Stored records:
+===+
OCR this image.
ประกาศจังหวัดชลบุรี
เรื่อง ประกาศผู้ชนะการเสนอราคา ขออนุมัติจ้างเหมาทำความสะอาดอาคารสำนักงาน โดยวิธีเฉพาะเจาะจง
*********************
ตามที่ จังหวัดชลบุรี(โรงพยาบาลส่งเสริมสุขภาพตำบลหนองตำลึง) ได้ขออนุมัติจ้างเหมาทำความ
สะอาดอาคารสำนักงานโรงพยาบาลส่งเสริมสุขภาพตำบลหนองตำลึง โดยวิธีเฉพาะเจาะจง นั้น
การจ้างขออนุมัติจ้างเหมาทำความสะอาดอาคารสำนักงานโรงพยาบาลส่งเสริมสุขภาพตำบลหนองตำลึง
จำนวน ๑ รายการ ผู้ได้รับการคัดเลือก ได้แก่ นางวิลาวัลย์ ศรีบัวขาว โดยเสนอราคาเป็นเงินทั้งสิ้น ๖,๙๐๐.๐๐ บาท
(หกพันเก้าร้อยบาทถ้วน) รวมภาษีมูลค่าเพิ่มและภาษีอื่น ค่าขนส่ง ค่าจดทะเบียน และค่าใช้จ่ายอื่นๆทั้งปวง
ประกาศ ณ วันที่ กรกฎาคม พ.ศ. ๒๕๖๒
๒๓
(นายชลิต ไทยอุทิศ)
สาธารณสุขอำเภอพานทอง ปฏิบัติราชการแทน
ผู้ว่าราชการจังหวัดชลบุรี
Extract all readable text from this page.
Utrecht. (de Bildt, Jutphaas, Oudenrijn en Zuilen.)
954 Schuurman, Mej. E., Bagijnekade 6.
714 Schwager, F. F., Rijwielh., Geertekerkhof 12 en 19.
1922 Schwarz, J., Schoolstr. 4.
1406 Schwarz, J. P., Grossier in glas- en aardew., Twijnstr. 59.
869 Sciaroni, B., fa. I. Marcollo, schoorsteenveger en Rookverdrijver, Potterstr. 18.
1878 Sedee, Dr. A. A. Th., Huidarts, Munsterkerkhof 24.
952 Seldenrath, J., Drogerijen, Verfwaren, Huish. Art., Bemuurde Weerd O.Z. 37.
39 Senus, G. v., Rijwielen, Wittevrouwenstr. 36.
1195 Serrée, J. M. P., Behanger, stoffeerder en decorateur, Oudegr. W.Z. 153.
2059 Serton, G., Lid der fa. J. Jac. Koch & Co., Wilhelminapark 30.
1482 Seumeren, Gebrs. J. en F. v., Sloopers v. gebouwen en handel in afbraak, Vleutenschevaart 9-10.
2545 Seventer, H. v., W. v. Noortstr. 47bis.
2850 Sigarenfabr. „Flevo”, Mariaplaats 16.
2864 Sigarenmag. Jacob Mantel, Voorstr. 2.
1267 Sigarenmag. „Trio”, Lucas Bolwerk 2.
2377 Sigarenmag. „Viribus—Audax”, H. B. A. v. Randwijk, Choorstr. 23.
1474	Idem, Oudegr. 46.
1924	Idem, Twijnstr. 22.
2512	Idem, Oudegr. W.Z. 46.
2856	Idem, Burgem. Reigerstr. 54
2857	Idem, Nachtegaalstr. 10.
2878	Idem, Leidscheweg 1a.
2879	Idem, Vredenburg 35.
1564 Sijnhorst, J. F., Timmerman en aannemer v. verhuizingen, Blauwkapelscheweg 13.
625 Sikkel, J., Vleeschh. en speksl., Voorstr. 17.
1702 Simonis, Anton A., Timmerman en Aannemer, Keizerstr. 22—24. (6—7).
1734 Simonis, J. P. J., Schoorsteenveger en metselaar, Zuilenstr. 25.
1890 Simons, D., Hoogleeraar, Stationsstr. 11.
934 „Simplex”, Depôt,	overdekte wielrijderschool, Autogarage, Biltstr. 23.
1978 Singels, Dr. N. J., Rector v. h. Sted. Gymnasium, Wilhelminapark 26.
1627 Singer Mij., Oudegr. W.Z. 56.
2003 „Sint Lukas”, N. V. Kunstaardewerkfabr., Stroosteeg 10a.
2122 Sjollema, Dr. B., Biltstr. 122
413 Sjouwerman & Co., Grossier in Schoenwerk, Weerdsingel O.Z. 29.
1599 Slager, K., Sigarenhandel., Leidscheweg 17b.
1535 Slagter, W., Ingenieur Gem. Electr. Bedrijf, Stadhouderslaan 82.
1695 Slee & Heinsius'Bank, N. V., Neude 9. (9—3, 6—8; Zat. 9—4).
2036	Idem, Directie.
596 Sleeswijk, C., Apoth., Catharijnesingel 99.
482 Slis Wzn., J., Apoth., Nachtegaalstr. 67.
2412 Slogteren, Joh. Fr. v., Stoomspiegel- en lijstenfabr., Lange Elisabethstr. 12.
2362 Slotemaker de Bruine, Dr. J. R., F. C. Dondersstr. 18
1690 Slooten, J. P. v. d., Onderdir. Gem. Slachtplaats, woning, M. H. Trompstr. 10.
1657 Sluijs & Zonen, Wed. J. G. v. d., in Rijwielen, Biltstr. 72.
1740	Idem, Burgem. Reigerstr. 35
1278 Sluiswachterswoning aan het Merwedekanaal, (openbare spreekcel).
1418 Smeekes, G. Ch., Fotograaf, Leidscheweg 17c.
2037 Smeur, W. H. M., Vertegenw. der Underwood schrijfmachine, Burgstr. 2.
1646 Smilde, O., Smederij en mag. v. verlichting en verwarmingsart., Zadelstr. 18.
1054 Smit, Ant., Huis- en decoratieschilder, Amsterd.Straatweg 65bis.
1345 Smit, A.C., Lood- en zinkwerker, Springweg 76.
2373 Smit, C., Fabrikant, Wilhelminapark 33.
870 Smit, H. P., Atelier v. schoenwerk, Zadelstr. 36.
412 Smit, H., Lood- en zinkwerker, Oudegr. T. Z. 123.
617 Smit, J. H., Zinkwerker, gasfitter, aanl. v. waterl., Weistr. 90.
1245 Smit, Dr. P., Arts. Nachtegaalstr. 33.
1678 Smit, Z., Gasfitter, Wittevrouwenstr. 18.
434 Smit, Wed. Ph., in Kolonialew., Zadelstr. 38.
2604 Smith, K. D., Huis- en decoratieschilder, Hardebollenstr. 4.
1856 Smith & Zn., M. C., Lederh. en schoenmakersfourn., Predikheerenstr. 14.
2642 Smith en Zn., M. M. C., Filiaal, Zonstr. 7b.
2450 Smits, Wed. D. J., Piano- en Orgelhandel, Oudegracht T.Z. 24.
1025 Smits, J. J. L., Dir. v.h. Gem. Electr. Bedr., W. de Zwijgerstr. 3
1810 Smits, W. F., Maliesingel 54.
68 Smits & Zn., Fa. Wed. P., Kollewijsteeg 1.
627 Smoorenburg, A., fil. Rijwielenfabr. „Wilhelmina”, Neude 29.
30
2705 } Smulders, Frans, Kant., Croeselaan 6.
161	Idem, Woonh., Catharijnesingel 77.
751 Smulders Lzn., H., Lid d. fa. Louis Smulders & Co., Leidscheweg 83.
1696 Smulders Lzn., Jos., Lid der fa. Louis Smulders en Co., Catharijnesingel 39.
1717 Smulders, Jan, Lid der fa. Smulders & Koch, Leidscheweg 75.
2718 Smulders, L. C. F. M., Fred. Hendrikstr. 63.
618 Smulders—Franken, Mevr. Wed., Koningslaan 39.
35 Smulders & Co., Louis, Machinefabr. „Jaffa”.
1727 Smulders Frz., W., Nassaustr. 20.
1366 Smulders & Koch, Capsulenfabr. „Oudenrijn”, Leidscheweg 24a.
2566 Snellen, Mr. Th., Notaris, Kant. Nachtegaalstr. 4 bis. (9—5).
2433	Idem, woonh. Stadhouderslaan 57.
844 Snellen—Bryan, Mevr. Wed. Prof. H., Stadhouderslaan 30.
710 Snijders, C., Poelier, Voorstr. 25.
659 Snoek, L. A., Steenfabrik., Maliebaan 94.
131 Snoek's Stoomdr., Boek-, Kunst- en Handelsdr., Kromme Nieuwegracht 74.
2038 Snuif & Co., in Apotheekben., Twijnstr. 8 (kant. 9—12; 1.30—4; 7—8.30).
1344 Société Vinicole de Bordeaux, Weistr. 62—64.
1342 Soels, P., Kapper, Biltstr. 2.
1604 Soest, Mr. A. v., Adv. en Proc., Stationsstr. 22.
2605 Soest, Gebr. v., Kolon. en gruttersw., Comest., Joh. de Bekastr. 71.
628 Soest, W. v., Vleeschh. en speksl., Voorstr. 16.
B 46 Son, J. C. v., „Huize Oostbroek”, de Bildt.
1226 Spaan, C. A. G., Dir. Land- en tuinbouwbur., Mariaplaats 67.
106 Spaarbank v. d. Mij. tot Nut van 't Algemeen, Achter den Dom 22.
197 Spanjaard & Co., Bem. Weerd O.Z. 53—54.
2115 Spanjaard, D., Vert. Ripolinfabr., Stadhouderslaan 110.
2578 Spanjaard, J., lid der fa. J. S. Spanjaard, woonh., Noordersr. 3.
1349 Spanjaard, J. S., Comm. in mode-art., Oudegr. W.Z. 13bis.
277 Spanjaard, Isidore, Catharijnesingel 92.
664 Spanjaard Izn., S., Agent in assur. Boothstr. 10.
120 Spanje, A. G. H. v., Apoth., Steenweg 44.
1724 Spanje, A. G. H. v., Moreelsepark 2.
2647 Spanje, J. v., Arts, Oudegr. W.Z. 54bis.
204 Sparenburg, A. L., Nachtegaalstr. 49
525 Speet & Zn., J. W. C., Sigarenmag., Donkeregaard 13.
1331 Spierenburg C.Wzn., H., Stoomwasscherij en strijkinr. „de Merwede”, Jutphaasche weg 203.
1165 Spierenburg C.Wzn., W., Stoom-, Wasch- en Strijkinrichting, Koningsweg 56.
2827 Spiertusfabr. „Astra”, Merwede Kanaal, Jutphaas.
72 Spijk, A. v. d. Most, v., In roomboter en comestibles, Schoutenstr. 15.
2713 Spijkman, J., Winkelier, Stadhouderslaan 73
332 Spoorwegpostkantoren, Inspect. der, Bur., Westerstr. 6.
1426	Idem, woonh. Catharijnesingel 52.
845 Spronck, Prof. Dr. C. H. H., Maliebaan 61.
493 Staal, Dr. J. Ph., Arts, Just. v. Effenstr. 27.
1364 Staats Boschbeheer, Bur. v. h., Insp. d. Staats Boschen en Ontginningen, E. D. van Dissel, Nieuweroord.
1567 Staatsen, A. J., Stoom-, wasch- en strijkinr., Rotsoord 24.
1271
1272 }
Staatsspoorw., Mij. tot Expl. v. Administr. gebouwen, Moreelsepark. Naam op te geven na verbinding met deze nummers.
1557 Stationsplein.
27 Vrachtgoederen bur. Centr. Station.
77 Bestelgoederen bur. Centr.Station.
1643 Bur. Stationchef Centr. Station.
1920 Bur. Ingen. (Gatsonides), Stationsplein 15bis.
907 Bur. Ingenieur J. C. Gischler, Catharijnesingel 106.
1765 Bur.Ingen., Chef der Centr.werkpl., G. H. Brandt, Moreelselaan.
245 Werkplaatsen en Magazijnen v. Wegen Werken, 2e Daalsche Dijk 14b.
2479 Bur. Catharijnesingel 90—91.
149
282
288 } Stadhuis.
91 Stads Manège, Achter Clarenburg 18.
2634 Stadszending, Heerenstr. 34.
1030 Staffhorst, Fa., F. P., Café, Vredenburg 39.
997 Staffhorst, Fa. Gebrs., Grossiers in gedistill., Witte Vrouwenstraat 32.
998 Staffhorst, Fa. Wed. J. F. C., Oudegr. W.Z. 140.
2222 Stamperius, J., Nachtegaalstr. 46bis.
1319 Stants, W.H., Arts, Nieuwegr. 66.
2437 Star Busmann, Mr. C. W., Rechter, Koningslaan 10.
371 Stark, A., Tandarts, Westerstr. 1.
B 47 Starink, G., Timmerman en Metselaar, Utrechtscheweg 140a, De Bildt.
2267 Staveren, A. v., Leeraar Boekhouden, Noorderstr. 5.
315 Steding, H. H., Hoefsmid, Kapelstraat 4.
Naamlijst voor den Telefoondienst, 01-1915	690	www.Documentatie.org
+===+
• **Work required**
Check the data for the word "กงานโรงพยาบาลส" and pull out the lines that have it.

• **Exercise answer**
สะอาดอาคารสำนักงานโรงพยาบาลส่งเสริมสุขภาพตำบลหนองตำลึง โดยวิธีเฉพาะเจาะจง นั้น
การจ้างขออนุมัติจ้างเหมาทำความสะอาดอาคารสำนักงานโรงพยาบาลส่งเสริมสุขภาพตำบลหนองตำลึง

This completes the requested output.